Data records

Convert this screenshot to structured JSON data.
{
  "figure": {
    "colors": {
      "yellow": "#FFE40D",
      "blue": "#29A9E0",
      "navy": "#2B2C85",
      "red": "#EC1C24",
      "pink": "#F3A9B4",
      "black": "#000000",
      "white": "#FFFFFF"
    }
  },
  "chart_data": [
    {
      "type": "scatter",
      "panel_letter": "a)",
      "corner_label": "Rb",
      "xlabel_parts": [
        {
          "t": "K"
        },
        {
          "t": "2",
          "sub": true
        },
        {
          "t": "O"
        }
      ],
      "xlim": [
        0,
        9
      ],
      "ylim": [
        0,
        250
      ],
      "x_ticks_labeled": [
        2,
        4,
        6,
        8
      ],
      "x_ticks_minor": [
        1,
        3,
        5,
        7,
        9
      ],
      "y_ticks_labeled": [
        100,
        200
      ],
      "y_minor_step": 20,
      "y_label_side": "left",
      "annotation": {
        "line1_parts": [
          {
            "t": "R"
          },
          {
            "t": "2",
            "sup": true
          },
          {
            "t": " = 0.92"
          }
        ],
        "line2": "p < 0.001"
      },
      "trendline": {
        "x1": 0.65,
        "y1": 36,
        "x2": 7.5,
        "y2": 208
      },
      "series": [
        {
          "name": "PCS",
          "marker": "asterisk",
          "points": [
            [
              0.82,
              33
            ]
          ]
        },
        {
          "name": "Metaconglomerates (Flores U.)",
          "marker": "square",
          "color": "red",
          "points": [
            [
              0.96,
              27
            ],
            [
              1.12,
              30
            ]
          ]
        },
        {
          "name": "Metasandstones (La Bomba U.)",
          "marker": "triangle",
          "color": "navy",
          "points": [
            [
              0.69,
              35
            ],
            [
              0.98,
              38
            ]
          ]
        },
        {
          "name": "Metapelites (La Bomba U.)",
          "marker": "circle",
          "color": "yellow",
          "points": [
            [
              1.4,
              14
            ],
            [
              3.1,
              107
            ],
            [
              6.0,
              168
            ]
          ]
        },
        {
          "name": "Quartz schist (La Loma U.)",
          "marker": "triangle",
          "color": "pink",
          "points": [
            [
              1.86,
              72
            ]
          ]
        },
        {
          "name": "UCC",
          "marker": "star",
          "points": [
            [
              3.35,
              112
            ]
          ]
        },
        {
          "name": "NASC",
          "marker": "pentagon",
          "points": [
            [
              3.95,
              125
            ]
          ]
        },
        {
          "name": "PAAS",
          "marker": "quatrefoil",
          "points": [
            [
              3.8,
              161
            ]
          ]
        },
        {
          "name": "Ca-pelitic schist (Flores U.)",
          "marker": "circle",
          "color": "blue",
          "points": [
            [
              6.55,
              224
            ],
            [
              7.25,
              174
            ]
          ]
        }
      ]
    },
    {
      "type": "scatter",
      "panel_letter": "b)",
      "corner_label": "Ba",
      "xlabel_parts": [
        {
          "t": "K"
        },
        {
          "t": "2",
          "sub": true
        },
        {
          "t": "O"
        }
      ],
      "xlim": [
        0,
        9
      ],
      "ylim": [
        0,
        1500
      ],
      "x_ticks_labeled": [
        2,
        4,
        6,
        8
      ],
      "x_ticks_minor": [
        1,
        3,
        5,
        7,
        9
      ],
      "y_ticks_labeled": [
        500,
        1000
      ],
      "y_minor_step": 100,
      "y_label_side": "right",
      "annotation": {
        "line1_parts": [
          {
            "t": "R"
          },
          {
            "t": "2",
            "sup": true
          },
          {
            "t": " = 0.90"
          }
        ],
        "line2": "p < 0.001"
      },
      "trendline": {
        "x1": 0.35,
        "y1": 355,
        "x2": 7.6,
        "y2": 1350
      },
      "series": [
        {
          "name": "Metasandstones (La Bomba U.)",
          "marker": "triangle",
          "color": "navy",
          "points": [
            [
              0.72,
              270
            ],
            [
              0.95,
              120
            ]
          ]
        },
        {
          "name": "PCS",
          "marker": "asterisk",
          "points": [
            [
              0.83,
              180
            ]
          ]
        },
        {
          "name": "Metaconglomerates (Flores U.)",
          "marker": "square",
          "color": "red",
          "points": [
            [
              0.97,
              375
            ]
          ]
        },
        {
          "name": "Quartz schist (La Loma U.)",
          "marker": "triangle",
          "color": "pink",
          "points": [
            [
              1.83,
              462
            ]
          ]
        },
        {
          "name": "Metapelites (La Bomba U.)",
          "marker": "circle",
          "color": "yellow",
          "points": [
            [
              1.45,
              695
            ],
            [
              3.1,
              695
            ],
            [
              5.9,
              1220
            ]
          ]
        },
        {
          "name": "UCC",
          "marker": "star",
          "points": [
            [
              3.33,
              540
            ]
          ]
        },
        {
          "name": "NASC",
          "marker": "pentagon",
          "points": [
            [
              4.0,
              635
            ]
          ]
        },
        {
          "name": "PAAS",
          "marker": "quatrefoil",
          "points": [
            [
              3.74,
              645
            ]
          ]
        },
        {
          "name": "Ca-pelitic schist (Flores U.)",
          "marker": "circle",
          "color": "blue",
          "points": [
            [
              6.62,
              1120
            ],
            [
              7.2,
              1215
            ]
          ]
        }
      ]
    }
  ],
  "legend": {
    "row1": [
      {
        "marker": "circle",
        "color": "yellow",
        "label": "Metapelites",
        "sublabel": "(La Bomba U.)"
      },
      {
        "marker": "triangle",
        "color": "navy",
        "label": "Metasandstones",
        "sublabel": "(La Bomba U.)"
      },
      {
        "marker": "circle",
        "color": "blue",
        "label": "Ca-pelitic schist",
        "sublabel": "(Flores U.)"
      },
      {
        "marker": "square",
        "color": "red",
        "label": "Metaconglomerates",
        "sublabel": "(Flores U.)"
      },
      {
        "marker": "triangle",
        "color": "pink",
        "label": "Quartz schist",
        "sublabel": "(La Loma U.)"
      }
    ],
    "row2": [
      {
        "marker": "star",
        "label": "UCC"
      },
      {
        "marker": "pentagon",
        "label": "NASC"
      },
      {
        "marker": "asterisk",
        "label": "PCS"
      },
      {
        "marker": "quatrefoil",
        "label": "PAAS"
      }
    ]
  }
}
---
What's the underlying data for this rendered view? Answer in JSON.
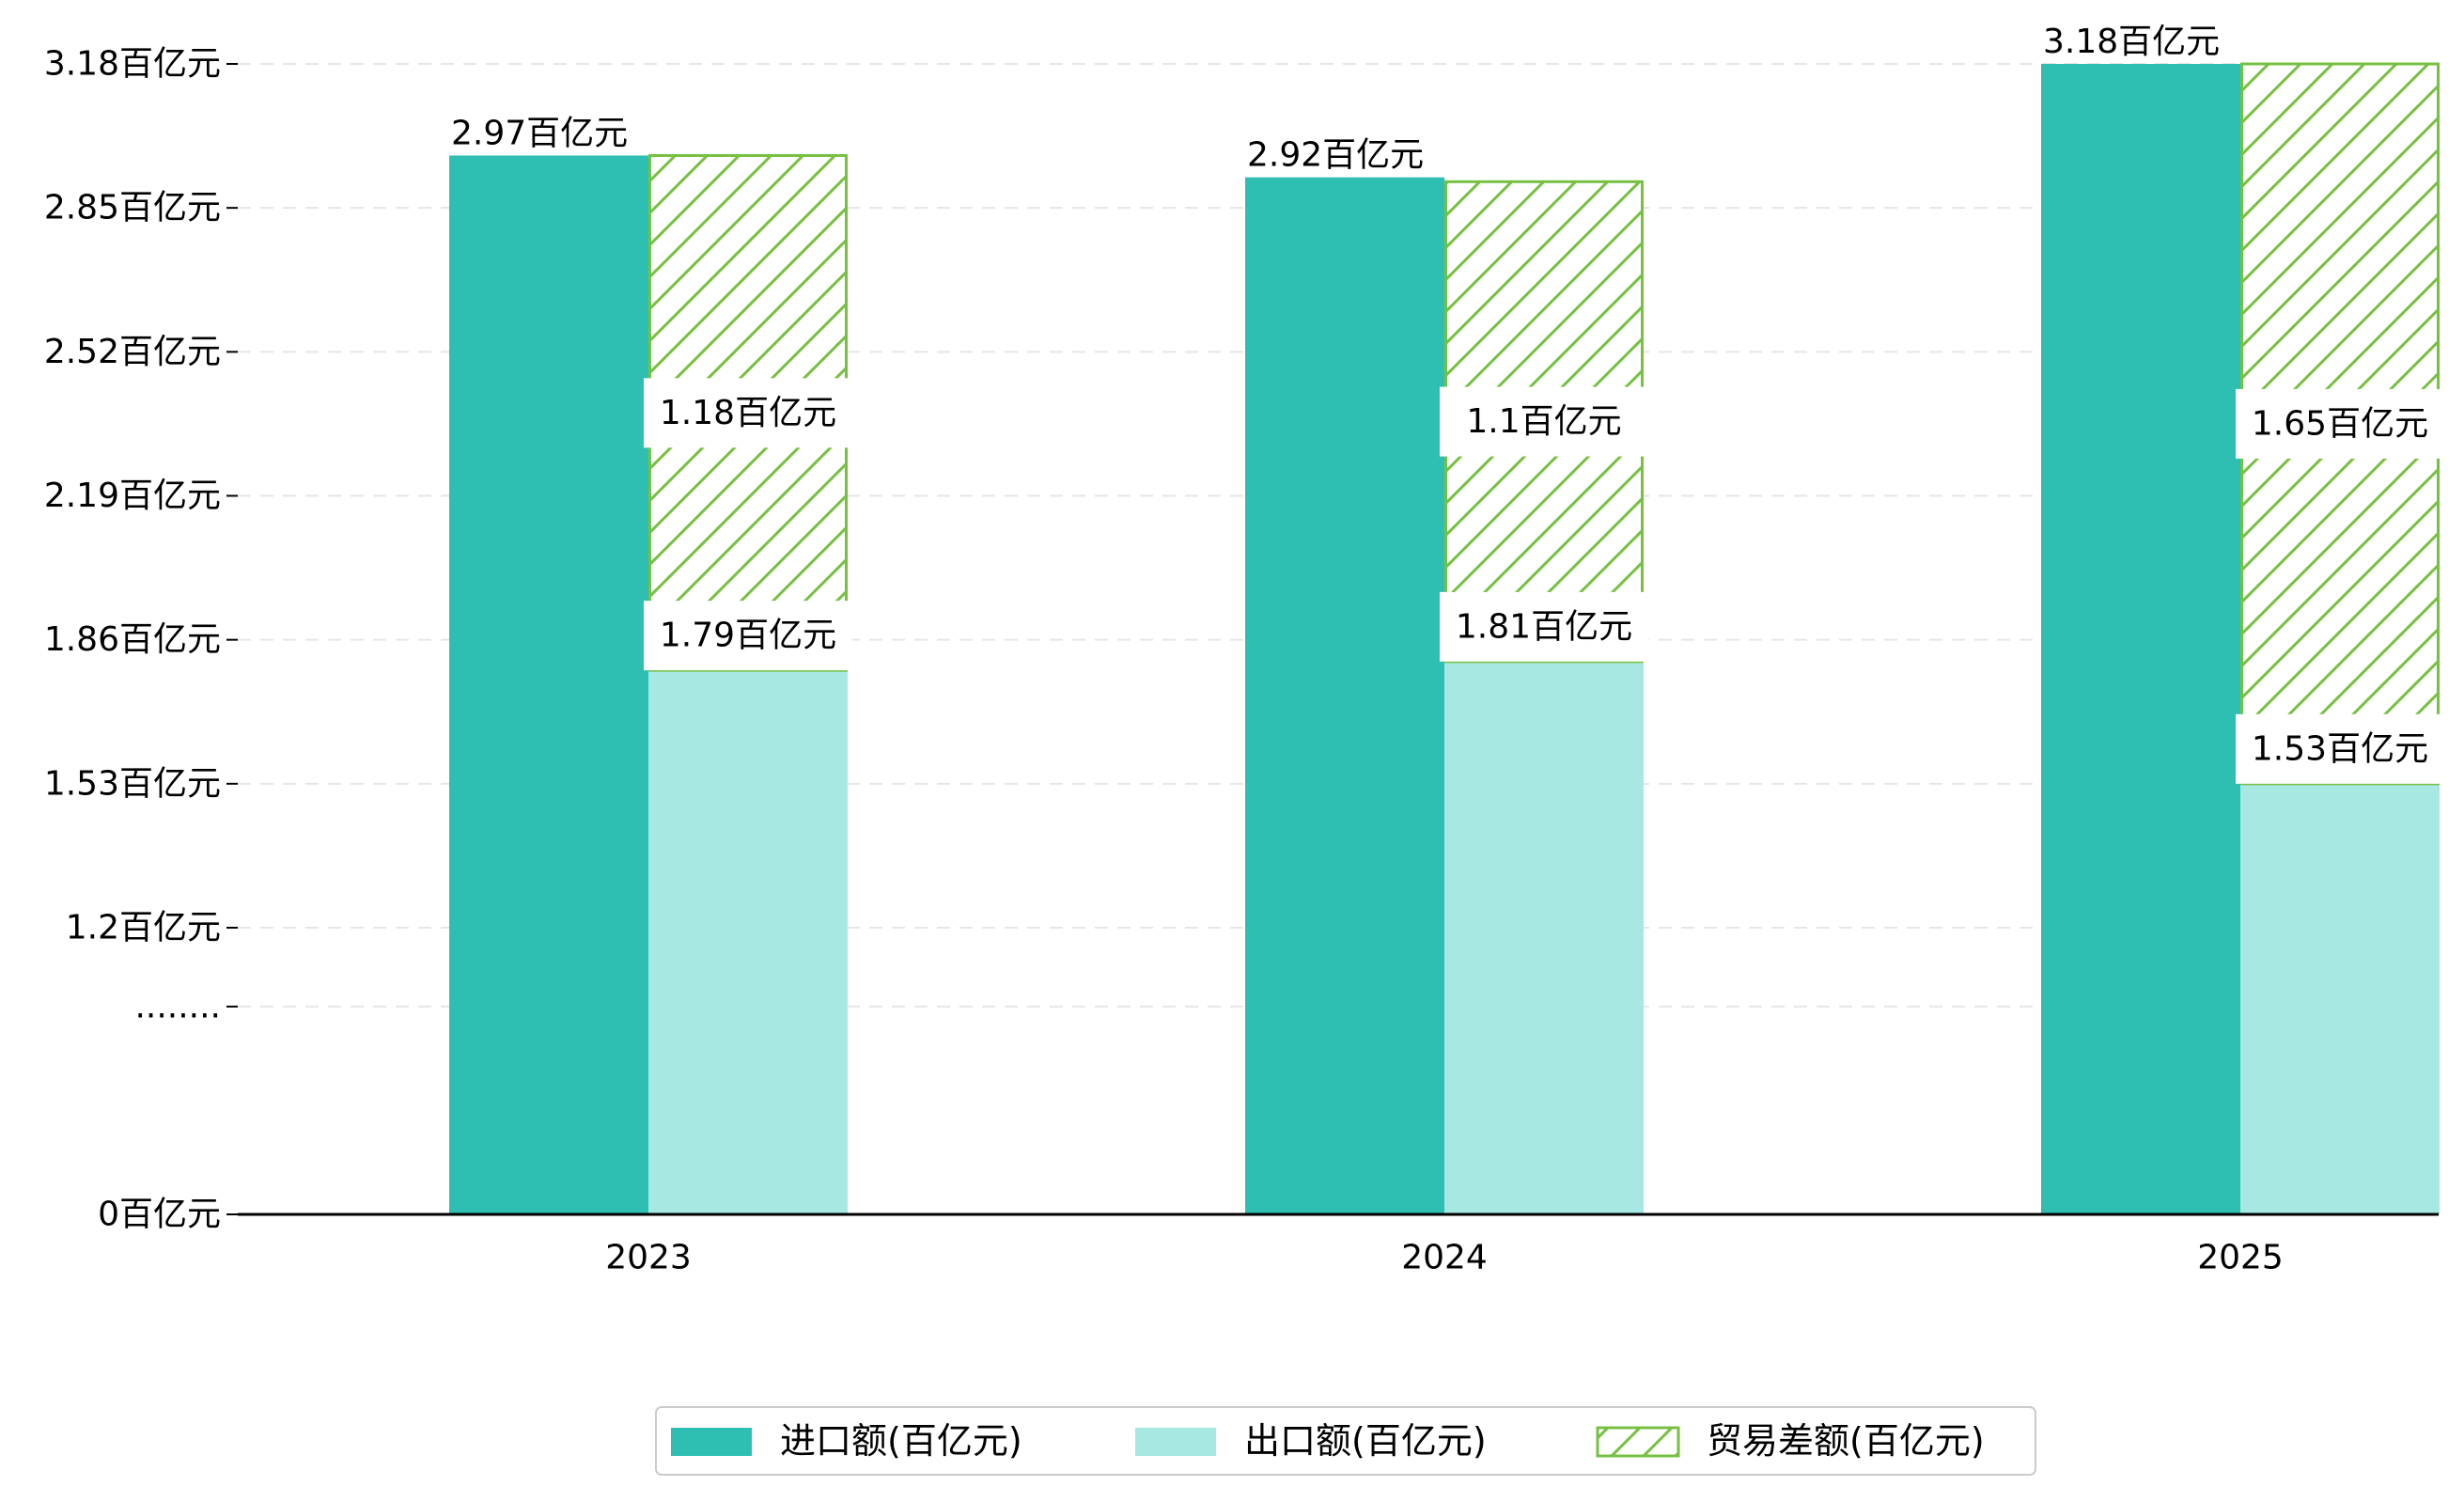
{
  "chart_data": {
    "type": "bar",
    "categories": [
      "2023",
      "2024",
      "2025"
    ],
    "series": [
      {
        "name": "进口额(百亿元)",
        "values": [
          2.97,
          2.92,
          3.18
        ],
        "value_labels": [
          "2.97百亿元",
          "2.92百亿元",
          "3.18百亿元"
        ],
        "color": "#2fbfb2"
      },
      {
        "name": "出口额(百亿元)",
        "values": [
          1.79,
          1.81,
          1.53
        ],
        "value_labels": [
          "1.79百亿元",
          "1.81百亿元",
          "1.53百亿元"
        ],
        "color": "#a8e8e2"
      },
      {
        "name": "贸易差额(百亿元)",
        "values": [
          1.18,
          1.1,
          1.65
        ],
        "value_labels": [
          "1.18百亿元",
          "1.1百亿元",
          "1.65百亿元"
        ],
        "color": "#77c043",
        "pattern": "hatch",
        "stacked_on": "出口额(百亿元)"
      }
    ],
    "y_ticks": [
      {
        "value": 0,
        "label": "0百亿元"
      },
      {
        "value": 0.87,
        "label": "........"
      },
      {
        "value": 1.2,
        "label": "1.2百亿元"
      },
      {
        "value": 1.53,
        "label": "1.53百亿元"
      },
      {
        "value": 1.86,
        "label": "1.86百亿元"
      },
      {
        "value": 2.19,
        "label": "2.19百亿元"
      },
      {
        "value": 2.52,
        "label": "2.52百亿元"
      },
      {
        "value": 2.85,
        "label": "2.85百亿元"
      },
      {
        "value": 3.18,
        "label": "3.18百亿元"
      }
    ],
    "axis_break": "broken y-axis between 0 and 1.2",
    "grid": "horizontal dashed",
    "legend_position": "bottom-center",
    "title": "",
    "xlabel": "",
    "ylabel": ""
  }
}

**REQUIREMENT:** Determine the number of lines in the entries above where the string "blue" appears. Answer with the number alone.

**WRITTEN SOLUTION:** 4